-- Available records start --
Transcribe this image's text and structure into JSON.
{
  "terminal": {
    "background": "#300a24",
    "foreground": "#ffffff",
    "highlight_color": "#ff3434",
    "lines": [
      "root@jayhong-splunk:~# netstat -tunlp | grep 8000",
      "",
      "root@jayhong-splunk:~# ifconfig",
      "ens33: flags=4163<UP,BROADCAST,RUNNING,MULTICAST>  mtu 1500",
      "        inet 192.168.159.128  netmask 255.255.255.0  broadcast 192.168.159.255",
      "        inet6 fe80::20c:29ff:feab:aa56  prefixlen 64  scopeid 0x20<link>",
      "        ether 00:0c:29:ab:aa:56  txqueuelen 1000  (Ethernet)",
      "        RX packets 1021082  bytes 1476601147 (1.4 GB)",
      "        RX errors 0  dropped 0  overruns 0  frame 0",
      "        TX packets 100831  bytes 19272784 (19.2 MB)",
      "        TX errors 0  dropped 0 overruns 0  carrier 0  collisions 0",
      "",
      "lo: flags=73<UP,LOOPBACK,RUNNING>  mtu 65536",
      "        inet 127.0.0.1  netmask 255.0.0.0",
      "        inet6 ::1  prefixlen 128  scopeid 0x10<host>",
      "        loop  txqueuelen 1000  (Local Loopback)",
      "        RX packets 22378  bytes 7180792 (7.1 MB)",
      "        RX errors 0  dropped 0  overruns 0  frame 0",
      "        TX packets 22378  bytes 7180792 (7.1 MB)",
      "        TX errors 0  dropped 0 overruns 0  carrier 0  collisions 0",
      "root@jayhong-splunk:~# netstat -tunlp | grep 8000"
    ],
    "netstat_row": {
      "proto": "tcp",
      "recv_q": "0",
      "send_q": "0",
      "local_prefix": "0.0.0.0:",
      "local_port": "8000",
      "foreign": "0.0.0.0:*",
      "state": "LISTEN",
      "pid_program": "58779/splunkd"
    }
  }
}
-- Available records end --
Locate all lines in the listing above with the word "jayhong". Copy them.

      "root@jayhong-splunk:~# netstat -tunlp | grep 8000",
      "root@jayhong-splunk:~# ifconfig",
      "root@jayhong-splunk:~# netstat -tunlp | grep 8000"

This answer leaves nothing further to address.